=== TASK STATEMENT ===
Reproduce each of the following entries line for line, with every character unchanged.

Element position data:

※ ※ ※

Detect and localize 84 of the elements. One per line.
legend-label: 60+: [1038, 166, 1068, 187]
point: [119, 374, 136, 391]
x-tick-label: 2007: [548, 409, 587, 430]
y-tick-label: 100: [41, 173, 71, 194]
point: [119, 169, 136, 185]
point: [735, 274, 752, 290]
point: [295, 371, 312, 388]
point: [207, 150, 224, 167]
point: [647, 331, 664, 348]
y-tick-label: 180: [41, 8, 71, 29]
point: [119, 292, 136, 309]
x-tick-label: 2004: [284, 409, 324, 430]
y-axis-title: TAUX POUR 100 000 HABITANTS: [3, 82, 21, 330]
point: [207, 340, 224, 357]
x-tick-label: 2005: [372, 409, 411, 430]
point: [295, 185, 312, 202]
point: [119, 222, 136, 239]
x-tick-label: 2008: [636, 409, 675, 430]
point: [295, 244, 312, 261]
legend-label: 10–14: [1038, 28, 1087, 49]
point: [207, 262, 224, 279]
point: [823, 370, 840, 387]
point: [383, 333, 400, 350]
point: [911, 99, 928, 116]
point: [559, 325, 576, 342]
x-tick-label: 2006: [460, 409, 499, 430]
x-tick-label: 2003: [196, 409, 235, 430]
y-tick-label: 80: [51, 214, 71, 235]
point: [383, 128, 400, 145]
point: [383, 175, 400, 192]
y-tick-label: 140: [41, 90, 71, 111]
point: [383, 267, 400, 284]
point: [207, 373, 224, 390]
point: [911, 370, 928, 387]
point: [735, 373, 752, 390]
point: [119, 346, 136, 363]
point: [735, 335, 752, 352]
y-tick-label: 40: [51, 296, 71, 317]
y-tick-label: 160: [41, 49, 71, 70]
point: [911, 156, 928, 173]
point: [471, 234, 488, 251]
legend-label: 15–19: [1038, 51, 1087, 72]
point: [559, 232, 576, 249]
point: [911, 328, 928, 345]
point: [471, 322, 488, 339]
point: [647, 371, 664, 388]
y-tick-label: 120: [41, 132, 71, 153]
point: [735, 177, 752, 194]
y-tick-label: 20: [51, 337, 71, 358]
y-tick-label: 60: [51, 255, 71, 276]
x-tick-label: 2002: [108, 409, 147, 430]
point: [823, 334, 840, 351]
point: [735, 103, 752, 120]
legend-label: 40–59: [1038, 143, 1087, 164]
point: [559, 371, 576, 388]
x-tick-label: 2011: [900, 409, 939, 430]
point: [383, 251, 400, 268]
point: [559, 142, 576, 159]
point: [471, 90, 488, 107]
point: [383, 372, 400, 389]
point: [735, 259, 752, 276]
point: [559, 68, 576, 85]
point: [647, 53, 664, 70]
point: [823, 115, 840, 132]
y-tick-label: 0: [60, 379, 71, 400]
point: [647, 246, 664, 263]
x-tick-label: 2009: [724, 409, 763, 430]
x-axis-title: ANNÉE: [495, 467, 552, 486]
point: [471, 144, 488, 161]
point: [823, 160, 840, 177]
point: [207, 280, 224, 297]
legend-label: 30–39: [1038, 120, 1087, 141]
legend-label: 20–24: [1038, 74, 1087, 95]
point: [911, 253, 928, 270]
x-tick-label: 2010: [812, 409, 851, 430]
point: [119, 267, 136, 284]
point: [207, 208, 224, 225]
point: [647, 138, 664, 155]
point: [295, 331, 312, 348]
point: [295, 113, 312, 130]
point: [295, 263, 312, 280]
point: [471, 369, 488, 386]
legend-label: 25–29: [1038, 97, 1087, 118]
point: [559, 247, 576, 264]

※ ※ ※

=== SOLUTION TO THIS TASK ===
Detect and localize 84 of the elements. One per line.
legend-label: 60+: [1038, 166, 1068, 187]
point: [119, 374, 136, 391]
x-tick-label: 2007: [548, 409, 587, 430]
y-tick-label: 100: [41, 173, 71, 194]
point: [119, 169, 136, 185]
point: [735, 274, 752, 290]
point: [295, 371, 312, 388]
point: [207, 150, 224, 167]
point: [647, 331, 664, 348]
y-tick-label: 180: [41, 8, 71, 29]
point: [119, 292, 136, 309]
x-tick-label: 2004: [284, 409, 324, 430]
y-axis-title: TAUX POUR 100 000 HABITANTS: [3, 82, 21, 330]
point: [207, 340, 224, 357]
x-tick-label: 2005: [372, 409, 411, 430]
point: [295, 185, 312, 202]
point: [119, 222, 136, 239]
x-tick-label: 2008: [636, 409, 675, 430]
point: [295, 244, 312, 261]
legend-label: 10–14: [1038, 28, 1087, 49]
point: [207, 262, 224, 279]
point: [823, 370, 840, 387]
point: [383, 333, 400, 350]
point: [911, 99, 928, 116]
point: [559, 325, 576, 342]
x-tick-label: 2006: [460, 409, 499, 430]
x-tick-label: 2003: [196, 409, 235, 430]
y-tick-label: 80: [51, 214, 71, 235]
point: [383, 128, 400, 145]
point: [383, 175, 400, 192]
y-tick-label: 140: [41, 90, 71, 111]
point: [383, 267, 400, 284]
point: [207, 373, 224, 390]
point: [911, 370, 928, 387]
point: [735, 373, 752, 390]
point: [119, 346, 136, 363]
point: [735, 335, 752, 352]
y-tick-label: 40: [51, 296, 71, 317]
y-tick-label: 160: [41, 49, 71, 70]
point: [911, 156, 928, 173]
point: [471, 234, 488, 251]
legend-label: 15–19: [1038, 51, 1087, 72]
point: [559, 232, 576, 249]
point: [911, 328, 928, 345]
point: [471, 322, 488, 339]
point: [647, 371, 664, 388]
y-tick-label: 120: [41, 132, 71, 153]
point: [735, 177, 752, 194]
y-tick-label: 20: [51, 337, 71, 358]
y-tick-label: 60: [51, 255, 71, 276]
x-tick-label: 2002: [108, 409, 147, 430]
point: [823, 334, 840, 351]
point: [735, 103, 752, 120]
legend-label: 40–59: [1038, 143, 1087, 164]
point: [559, 371, 576, 388]
x-tick-label: 2011: [900, 409, 939, 430]
point: [383, 251, 400, 268]
point: [559, 142, 576, 159]
point: [471, 90, 488, 107]
point: [383, 372, 400, 389]
point: [735, 259, 752, 276]
point: [559, 68, 576, 85]
point: [647, 53, 664, 70]
point: [823, 115, 840, 132]
y-tick-label: 0: [60, 379, 71, 400]
point: [647, 246, 664, 263]
x-tick-label: 2009: [724, 409, 763, 430]
x-axis-title: ANNÉE: [495, 467, 552, 486]
point: [471, 144, 488, 161]
point: [823, 160, 840, 177]
point: [207, 280, 224, 297]
legend-label: 30–39: [1038, 120, 1087, 141]
legend-label: 20–24: [1038, 74, 1087, 95]
point: [911, 253, 928, 270]
x-tick-label: 2010: [812, 409, 851, 430]
point: [119, 267, 136, 284]
point: [207, 208, 224, 225]
point: [647, 138, 664, 155]
point: [295, 331, 312, 348]
point: [295, 113, 312, 130]
point: [295, 263, 312, 280]
point: [471, 369, 488, 386]
legend-label: 25–29: [1038, 97, 1087, 118]
point: [559, 247, 576, 264]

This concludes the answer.